## Problem description
Output every line of the data exactly as it appears.

Start Records

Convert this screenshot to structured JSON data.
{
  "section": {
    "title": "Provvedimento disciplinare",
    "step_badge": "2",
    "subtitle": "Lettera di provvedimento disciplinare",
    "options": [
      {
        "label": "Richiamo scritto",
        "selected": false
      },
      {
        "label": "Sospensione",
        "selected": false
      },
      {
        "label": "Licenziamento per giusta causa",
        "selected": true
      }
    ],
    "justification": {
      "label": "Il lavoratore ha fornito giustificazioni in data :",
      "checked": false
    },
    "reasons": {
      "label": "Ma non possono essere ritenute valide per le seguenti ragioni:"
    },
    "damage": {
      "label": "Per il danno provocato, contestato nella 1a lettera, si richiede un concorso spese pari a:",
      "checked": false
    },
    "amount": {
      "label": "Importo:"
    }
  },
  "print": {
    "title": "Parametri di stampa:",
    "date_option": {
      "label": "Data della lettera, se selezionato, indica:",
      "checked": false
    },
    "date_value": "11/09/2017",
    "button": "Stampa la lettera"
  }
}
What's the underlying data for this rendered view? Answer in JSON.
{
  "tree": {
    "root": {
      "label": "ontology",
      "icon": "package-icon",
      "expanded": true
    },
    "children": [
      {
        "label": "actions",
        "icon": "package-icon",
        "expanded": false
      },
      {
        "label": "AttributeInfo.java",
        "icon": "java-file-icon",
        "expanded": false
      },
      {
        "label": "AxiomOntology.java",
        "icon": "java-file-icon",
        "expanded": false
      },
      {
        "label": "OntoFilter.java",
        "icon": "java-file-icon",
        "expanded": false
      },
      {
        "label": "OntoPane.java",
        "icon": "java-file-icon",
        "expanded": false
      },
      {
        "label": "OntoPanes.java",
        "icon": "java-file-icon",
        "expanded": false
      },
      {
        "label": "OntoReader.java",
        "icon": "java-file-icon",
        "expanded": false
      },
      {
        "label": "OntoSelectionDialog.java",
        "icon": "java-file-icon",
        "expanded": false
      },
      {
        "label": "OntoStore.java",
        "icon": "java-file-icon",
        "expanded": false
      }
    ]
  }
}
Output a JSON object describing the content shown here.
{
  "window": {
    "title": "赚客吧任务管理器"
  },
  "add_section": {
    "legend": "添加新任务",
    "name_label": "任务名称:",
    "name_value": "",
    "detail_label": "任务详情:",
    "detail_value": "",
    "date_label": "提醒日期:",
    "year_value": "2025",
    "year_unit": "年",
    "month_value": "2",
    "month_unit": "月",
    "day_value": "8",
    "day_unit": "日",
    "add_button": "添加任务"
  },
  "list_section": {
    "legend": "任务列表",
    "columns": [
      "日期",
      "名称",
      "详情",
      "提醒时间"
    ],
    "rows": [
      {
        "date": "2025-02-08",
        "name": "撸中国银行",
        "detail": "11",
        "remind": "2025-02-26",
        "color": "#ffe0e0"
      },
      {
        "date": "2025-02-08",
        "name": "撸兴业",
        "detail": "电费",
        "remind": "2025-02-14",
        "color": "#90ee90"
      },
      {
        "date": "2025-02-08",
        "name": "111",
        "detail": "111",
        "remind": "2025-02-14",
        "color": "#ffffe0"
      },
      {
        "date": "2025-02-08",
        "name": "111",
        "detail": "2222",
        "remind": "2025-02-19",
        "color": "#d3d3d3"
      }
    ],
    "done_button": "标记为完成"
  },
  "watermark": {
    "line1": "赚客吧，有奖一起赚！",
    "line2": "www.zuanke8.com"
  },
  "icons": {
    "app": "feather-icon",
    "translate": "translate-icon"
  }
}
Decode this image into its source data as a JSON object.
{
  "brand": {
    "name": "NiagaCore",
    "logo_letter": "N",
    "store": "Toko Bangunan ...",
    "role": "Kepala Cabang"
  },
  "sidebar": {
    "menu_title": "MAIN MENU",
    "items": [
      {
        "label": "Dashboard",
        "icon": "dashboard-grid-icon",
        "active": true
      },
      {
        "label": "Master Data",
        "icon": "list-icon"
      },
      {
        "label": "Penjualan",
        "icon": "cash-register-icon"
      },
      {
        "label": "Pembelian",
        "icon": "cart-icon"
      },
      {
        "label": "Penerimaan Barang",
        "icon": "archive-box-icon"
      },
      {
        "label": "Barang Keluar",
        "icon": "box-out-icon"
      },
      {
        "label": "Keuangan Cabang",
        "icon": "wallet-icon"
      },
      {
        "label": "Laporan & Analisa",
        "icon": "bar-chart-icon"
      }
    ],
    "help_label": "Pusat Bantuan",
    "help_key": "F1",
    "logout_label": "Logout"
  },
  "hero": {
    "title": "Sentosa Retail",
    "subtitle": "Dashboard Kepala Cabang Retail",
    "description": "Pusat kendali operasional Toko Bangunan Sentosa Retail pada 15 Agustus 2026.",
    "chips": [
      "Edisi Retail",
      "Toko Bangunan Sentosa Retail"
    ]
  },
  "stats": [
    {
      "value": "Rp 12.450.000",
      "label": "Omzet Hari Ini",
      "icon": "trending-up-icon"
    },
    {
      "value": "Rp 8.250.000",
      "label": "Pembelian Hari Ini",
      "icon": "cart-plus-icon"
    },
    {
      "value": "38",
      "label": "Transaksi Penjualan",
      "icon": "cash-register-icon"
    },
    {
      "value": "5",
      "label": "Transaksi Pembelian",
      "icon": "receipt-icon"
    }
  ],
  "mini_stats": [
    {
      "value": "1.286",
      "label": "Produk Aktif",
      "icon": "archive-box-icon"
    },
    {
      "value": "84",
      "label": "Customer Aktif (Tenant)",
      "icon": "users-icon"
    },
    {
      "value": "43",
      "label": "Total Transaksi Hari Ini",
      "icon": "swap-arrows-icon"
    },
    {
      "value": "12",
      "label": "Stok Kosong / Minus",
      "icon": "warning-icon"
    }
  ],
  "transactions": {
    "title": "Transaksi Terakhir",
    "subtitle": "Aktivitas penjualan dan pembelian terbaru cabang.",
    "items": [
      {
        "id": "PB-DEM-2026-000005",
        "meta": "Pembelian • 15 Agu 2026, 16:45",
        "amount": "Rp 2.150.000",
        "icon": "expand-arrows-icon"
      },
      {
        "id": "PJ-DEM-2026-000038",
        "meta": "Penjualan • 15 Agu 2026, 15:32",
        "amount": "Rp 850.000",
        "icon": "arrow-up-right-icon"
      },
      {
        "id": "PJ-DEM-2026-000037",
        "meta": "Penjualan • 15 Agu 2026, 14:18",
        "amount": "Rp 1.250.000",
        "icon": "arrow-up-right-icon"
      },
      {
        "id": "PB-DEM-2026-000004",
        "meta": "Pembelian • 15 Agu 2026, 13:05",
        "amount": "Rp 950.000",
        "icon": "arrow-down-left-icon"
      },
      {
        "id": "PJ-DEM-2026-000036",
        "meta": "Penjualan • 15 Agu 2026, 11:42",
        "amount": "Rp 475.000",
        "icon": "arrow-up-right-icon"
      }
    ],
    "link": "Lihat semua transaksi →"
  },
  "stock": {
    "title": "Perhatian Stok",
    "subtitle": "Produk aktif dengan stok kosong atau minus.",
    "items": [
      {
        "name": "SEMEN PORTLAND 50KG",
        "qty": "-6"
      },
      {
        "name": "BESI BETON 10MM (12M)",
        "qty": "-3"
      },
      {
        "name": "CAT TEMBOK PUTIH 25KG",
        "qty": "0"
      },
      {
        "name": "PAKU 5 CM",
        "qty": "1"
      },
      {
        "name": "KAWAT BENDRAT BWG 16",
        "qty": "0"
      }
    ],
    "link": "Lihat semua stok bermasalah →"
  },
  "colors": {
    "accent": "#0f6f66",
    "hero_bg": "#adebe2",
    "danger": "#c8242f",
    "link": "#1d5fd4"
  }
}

End Records

## Answer to the task
Convert this screenshot to structured JSON data.
{
  "section": {
    "title": "Provvedimento disciplinare",
    "step_badge": "2",
    "subtitle": "Lettera di provvedimento disciplinare",
    "options": [
      {
        "label": "Richiamo scritto",
        "selected": false
      },
      {
        "label": "Sospensione",
        "selected": false
      },
      {
        "label": "Licenziamento per giusta causa",
        "selected": true
      }
    ],
    "justification": {
      "label": "Il lavoratore ha fornito giustificazioni in data :",
      "checked": false
    },
    "reasons": {
      "label": "Ma non possono essere ritenute valide per le seguenti ragioni:"
    },
    "damage": {
      "label": "Per il danno provocato, contestato nella 1a lettera, si richiede un concorso spese pari a:",
      "checked": false
    },
    "amount": {
      "label": "Importo:"
    }
  },
  "print": {
    "title": "Parametri di stampa:",
    "date_option": {
      "label": "Data della lettera, se selezionato, indica:",
      "checked": false
    },
    "date_value": "11/09/2017",
    "button": "Stampa la lettera"
  }
}
What's the underlying data for this rendered view? Answer in JSON.
{
  "tree": {
    "root": {
      "label": "ontology",
      "icon": "package-icon",
      "expanded": true
    },
    "children": [
      {
        "label": "actions",
        "icon": "package-icon",
        "expanded": false
      },
      {
        "label": "AttributeInfo.java",
        "icon": "java-file-icon",
        "expanded": false
      },
      {
        "label": "AxiomOntology.java",
        "icon": "java-file-icon",
        "expanded": false
      },
      {
        "label": "OntoFilter.java",
        "icon": "java-file-icon",
        "expanded": false
      },
      {
        "label": "OntoPane.java",
        "icon": "java-file-icon",
        "expanded": false
      },
      {
        "label": "OntoPanes.java",
        "icon": "java-file-icon",
        "expanded": false
      },
      {
        "label": "OntoReader.java",
        "icon": "java-file-icon",
        "expanded": false
      },
      {
        "label": "OntoSelectionDialog.java",
        "icon": "java-file-icon",
        "expanded": false
      },
      {
        "label": "OntoStore.java",
        "icon": "java-file-icon",
        "expanded": false
      }
    ]
  }
}
Output a JSON object describing the content shown here.
{
  "window": {
    "title": "赚客吧任务管理器"
  },
  "add_section": {
    "legend": "添加新任务",
    "name_label": "任务名称:",
    "name_value": "",
    "detail_label": "任务详情:",
    "detail_value": "",
    "date_label": "提醒日期:",
    "year_value": "2025",
    "year_unit": "年",
    "month_value": "2",
    "month_unit": "月",
    "day_value": "8",
    "day_unit": "日",
    "add_button": "添加任务"
  },
  "list_section": {
    "legend": "任务列表",
    "columns": [
      "日期",
      "名称",
      "详情",
      "提醒时间"
    ],
    "rows": [
      {
        "date": "2025-02-08",
        "name": "撸中国银行",
        "detail": "11",
        "remind": "2025-02-26",
        "color": "#ffe0e0"
      },
      {
        "date": "2025-02-08",
        "name": "撸兴业",
        "detail": "电费",
        "remind": "2025-02-14",
        "color": "#90ee90"
      },
      {
        "date": "2025-02-08",
        "name": "111",
        "detail": "111",
        "remind": "2025-02-14",
        "color": "#ffffe0"
      },
      {
        "date": "2025-02-08",
        "name": "111",
        "detail": "2222",
        "remind": "2025-02-19",
        "color": "#d3d3d3"
      }
    ],
    "done_button": "标记为完成"
  },
  "watermark": {
    "line1": "赚客吧，有奖一起赚！",
    "line2": "www.zuanke8.com"
  },
  "icons": {
    "app": "feather-icon",
    "translate": "translate-icon"
  }
}
Decode this image into its source data as a JSON object.
{
  "brand": {
    "name": "NiagaCore",
    "logo_letter": "N",
    "store": "Toko Bangunan ...",
    "role": "Kepala Cabang"
  },
  "sidebar": {
    "menu_title": "MAIN MENU",
    "items": [
      {
        "label": "Dashboard",
        "icon": "dashboard-grid-icon",
        "active": true
      },
      {
        "label": "Master Data",
        "icon": "list-icon"
      },
      {
        "label": "Penjualan",
        "icon": "cash-register-icon"
      },
      {
        "label": "Pembelian",
        "icon": "cart-icon"
      },
      {
        "label": "Penerimaan Barang",
        "icon": "archive-box-icon"
      },
      {
        "label": "Barang Keluar",
        "icon": "box-out-icon"
      },
      {
        "label": "Keuangan Cabang",
        "icon": "wallet-icon"
      },
      {
        "label": "Laporan & Analisa",
        "icon": "bar-chart-icon"
      }
    ],
    "help_label": "Pusat Bantuan",
    "help_key": "F1",
    "logout_label": "Logout"
  },
  "hero": {
    "title": "Sentosa Retail",
    "subtitle": "Dashboard Kepala Cabang Retail",
    "description": "Pusat kendali operasional Toko Bangunan Sentosa Retail pada 15 Agustus 2026.",
    "chips": [
      "Edisi Retail",
      "Toko Bangunan Sentosa Retail"
    ]
  },
  "stats": [
    {
      "value": "Rp 12.450.000",
      "label": "Omzet Hari Ini",
      "icon": "trending-up-icon"
    },
    {
      "value": "Rp 8.250.000",
      "label": "Pembelian Hari Ini",
      "icon": "cart-plus-icon"
    },
    {
      "value": "38",
      "label": "Transaksi Penjualan",
      "icon": "cash-register-icon"
    },
    {
      "value": "5",
      "label": "Transaksi Pembelian",
      "icon": "receipt-icon"
    }
  ],
  "mini_stats": [
    {
      "value": "1.286",
      "label": "Produk Aktif",
      "icon": "archive-box-icon"
    },
    {
      "value": "84",
      "label": "Customer Aktif (Tenant)",
      "icon": "users-icon"
    },
    {
      "value": "43",
      "label": "Total Transaksi Hari Ini",
      "icon": "swap-arrows-icon"
    },
    {
      "value": "12",
      "label": "Stok Kosong / Minus",
      "icon": "warning-icon"
    }
  ],
  "transactions": {
    "title": "Transaksi Terakhir",
    "subtitle": "Aktivitas penjualan dan pembelian terbaru cabang.",
    "items": [
      {
        "id": "PB-DEM-2026-000005",
        "meta": "Pembelian • 15 Agu 2026, 16:45",
        "amount": "Rp 2.150.000",
        "icon": "expand-arrows-icon"
      },
      {
        "id": "PJ-DEM-2026-000038",
        "meta": "Penjualan • 15 Agu 2026, 15:32",
        "amount": "Rp 850.000",
        "icon": "arrow-up-right-icon"
      },
      {
        "id": "PJ-DEM-2026-000037",
        "meta": "Penjualan • 15 Agu 2026, 14:18",
        "amount": "Rp 1.250.000",
        "icon": "arrow-up-right-icon"
      },
      {
        "id": "PB-DEM-2026-000004",
        "meta": "Pembelian • 15 Agu 2026, 13:05",
        "amount": "Rp 950.000",
        "icon": "arrow-down-left-icon"
      },
      {
        "id": "PJ-DEM-2026-000036",
        "meta": "Penjualan • 15 Agu 2026, 11:42",
        "amount": "Rp 475.000",
        "icon": "arrow-up-right-icon"
      }
    ],
    "link": "Lihat semua transaksi →"
  },
  "stock": {
    "title": "Perhatian Stok",
    "subtitle": "Produk aktif dengan stok kosong atau minus.",
    "items": [
      {
        "name": "SEMEN PORTLAND 50KG",
        "qty": "-6"
      },
      {
        "name": "BESI BETON 10MM (12M)",
        "qty": "-3"
      },
      {
        "name": "CAT TEMBOK PUTIH 25KG",
        "qty": "0"
      },
      {
        "name": "PAKU 5 CM",
        "qty": "1"
      },
      {
        "name": "KAWAT BENDRAT BWG 16",
        "qty": "0"
      }
    ],
    "link": "Lihat semua stok bermasalah →"
  },
  "colors": {
    "accent": "#0f6f66",
    "hero_bg": "#adebe2",
    "danger": "#c8242f",
    "link": "#1d5fd4"
  }
}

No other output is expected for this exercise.